── Extracted entries ──
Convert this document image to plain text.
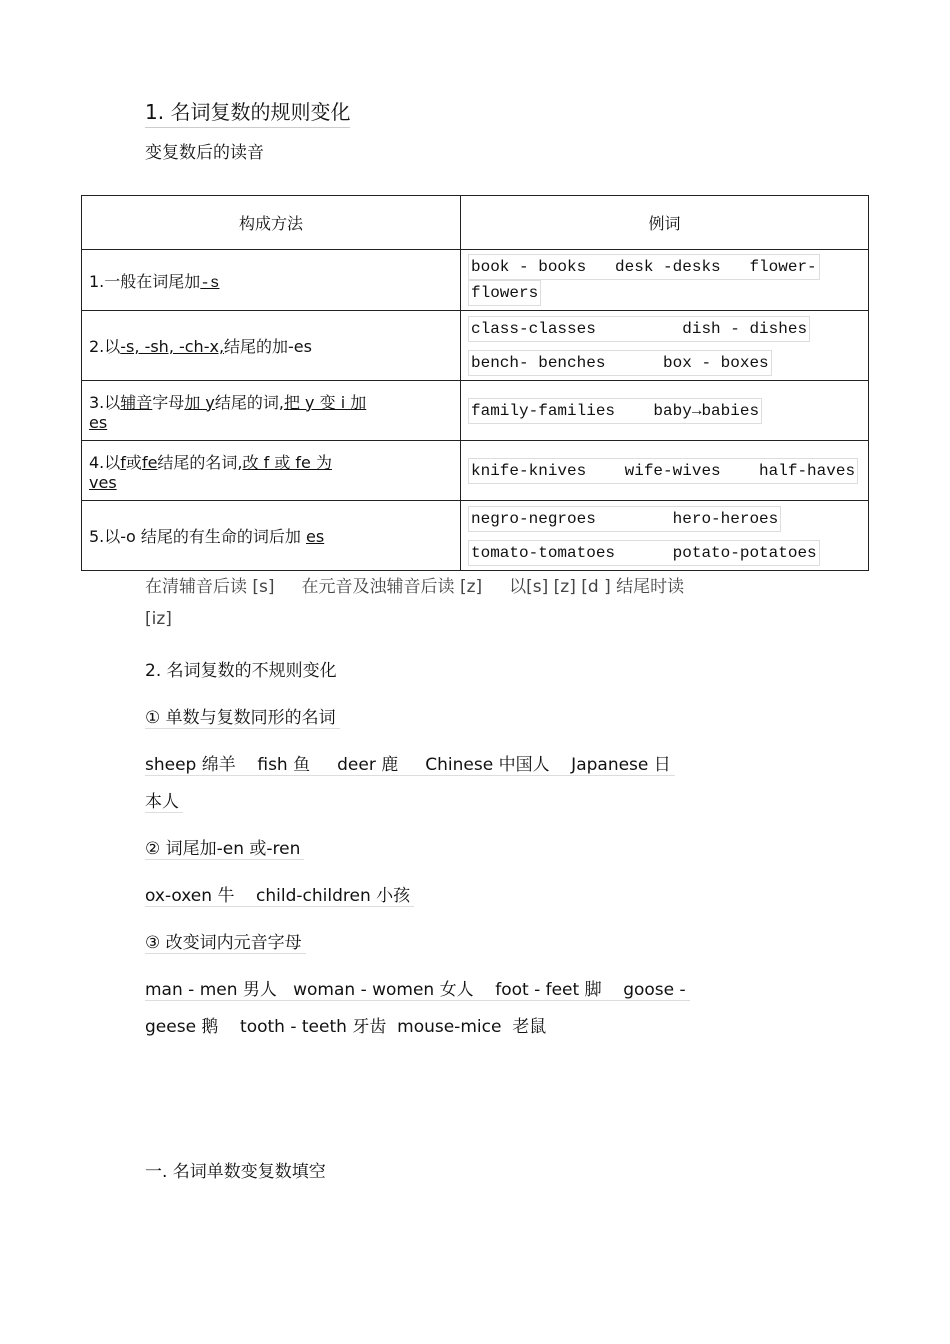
1. 名词复数的规则变化
变复数后的读音
构成方法	例词
1.一般在词尾加-s	book - books   desk -desks   flower-
flowers
2.以-s, -sh, -ch-x,结尾的加-es	class-classes         dish - dishes
bench- benches      box - boxes
3.以辅音字母加 y结尾的词,把 y 变 i 加
es	family-families    baby→babies
4.以f或fe结尾的名词,改 f 或 fe 为
ves	knife-knives    wife-wives    half-haves
5.以-o 结尾的有生命的词后加 es	negro-negroes        hero-heroes
tomato-tomatoes      potato-potatoes
在清辅音后读 [s]     在元音及浊辅音后读 [z]     以[s] [z] [d ] 结尾时读
[iz]
2. 名词复数的不规则变化
① 单数与复数同形的名词
sheep 绵羊    fish 鱼     deer 鹿     Chinese 中国人    Japanese 日
本人
② 词尾加-en 或-ren
ox-oxen 牛    child-children 小孩
③ 改变词内元音字母
man - men 男人   woman - women 女人    foot - feet 脚    goose -
geese 鹅    tooth - teeth 牙齿  mouse-mice  老鼠
一. 名词单数变复数填空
───
Quote all the lines above exactly as given. Do not include the pictures.

Convert this document image to plain text.
1. 名词复数的规则变化
变复数后的读音
构成方法	例词
1.一般在词尾加-s	book - books   desk -desks   flower-
flowers
2.以-s, -sh, -ch-x,结尾的加-es	class-classes         dish - dishes
bench- benches      box - boxes
3.以辅音字母加 y结尾的词,把 y 变 i 加
es	family-families    baby→babies
4.以f或fe结尾的名词,改 f 或 fe 为
ves	knife-knives    wife-wives    half-haves
5.以-o 结尾的有生命的词后加 es	negro-negroes        hero-heroes
tomato-tomatoes      potato-potatoes
在清辅音后读 [s]     在元音及浊辅音后读 [z]     以[s] [z] [d ] 结尾时读
[iz]
2. 名词复数的不规则变化
① 单数与复数同形的名词
sheep 绵羊    fish 鱼     deer 鹿     Chinese 中国人    Japanese 日
本人
② 词尾加-en 或-ren
ox-oxen 牛    child-children 小孩
③ 改变词内元音字母
man - men 男人   woman - women 女人    foot - feet 脚    goose -
geese 鹅    tooth - teeth 牙齿  mouse-mice  老鼠
一. 名词单数变复数填空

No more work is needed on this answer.